- _REQUIRED TASK_: Type out the material below exactly.

- _AVAILABLE DATA_:
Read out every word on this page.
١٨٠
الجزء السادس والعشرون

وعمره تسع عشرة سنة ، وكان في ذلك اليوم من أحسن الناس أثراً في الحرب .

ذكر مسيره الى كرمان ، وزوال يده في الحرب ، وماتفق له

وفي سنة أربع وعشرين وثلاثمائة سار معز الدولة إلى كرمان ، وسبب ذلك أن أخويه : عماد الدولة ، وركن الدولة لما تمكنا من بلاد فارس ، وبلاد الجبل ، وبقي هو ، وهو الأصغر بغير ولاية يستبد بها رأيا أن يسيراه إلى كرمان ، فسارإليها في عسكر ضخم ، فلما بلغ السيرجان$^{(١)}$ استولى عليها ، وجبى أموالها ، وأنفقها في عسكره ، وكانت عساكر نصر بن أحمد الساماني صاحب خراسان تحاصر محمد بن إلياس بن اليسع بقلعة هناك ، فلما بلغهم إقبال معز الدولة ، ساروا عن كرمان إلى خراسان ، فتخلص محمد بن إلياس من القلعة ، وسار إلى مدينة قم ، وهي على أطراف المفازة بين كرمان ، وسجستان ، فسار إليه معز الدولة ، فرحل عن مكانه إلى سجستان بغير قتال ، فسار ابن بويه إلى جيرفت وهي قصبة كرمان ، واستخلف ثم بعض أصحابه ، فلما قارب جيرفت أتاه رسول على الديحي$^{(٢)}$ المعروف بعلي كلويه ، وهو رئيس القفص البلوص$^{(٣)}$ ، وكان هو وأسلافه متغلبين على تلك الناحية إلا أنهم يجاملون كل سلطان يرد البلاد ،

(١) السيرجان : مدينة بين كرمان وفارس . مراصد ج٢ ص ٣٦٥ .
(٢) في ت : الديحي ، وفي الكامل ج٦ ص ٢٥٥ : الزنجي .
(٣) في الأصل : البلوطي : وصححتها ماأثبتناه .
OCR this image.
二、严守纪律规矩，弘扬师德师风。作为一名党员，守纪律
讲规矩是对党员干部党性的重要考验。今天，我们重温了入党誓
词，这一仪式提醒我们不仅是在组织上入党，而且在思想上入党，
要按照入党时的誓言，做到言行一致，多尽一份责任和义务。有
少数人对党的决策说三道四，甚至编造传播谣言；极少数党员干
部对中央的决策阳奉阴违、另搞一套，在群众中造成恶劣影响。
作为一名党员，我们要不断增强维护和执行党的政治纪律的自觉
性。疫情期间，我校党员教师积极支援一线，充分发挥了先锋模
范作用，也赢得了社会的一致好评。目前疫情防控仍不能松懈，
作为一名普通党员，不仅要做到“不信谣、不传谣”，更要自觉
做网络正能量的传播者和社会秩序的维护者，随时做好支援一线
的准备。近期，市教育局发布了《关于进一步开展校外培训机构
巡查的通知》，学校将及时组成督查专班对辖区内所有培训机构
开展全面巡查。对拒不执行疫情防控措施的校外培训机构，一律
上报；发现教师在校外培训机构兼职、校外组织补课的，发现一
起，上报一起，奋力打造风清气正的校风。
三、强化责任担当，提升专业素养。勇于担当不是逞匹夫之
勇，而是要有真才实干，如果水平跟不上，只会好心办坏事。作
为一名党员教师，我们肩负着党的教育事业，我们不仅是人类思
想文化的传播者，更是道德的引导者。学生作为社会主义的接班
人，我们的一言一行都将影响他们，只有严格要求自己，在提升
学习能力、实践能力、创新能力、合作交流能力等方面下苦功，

- _FULL OUTPUT_:
Read out every word on this page.
١٨٠
الجزء السادس والعشرون

وعمره تسع عشرة سنة ، وكان في ذلك اليوم من أحسن الناس أثراً في الحرب .

ذكر مسيره الى كرمان ، وزوال يده في الحرب ، وماتفق له

وفي سنة أربع وعشرين وثلاثمائة سار معز الدولة إلى كرمان ، وسبب ذلك أن أخويه : عماد الدولة ، وركن الدولة لما تمكنا من بلاد فارس ، وبلاد الجبل ، وبقي هو ، وهو الأصغر بغير ولاية يستبد بها رأيا أن يسيراه إلى كرمان ، فسارإليها في عسكر ضخم ، فلما بلغ السيرجان$^{(١)}$ استولى عليها ، وجبى أموالها ، وأنفقها في عسكره ، وكانت عساكر نصر بن أحمد الساماني صاحب خراسان تحاصر محمد بن إلياس بن اليسع بقلعة هناك ، فلما بلغهم إقبال معز الدولة ، ساروا عن كرمان إلى خراسان ، فتخلص محمد بن إلياس من القلعة ، وسار إلى مدينة قم ، وهي على أطراف المفازة بين كرمان ، وسجستان ، فسار إليه معز الدولة ، فرحل عن مكانه إلى سجستان بغير قتال ، فسار ابن بويه إلى جيرفت وهي قصبة كرمان ، واستخلف ثم بعض أصحابه ، فلما قارب جيرفت أتاه رسول على الديحي$^{(٢)}$ المعروف بعلي كلويه ، وهو رئيس القفص البلوص$^{(٣)}$ ، وكان هو وأسلافه متغلبين على تلك الناحية إلا أنهم يجاملون كل سلطان يرد البلاد ،

(١) السيرجان : مدينة بين كرمان وفارس . مراصد ج٢ ص ٣٦٥ .
(٢) في ت : الديحي ، وفي الكامل ج٦ ص ٢٥٥ : الزنجي .
(٣) في الأصل : البلوطي : وصححتها ماأثبتناه .
OCR this image.
二、严守纪律规矩，弘扬师德师风。作为一名党员，守纪律
讲规矩是对党员干部党性的重要考验。今天，我们重温了入党誓
词，这一仪式提醒我们不仅是在组织上入党，而且在思想上入党，
要按照入党时的誓言，做到言行一致，多尽一份责任和义务。有
少数人对党的决策说三道四，甚至编造传播谣言；极少数党员干
部对中央的决策阳奉阴违、另搞一套，在群众中造成恶劣影响。
作为一名党员，我们要不断增强维护和执行党的政治纪律的自觉
性。疫情期间，我校党员教师积极支援一线，充分发挥了先锋模
范作用，也赢得了社会的一致好评。目前疫情防控仍不能松懈，
作为一名普通党员，不仅要做到“不信谣、不传谣”，更要自觉
做网络正能量的传播者和社会秩序的维护者，随时做好支援一线
的准备。近期，市教育局发布了《关于进一步开展校外培训机构
巡查的通知》，学校将及时组成督查专班对辖区内所有培训机构
开展全面巡查。对拒不执行疫情防控措施的校外培训机构，一律
上报；发现教师在校外培训机构兼职、校外组织补课的，发现一
起，上报一起，奋力打造风清气正的校风。
三、强化责任担当，提升专业素养。勇于担当不是逞匹夫之
勇，而是要有真才实干，如果水平跟不上，只会好心办坏事。作
为一名党员教师，我们肩负着党的教育事业，我们不仅是人类思
想文化的传播者，更是道德的引导者。学生作为社会主义的接班
人，我们的一言一行都将影响他们，只有严格要求自己，在提升
学习能力、实践能力、创新能力、合作交流能力等方面下苦功，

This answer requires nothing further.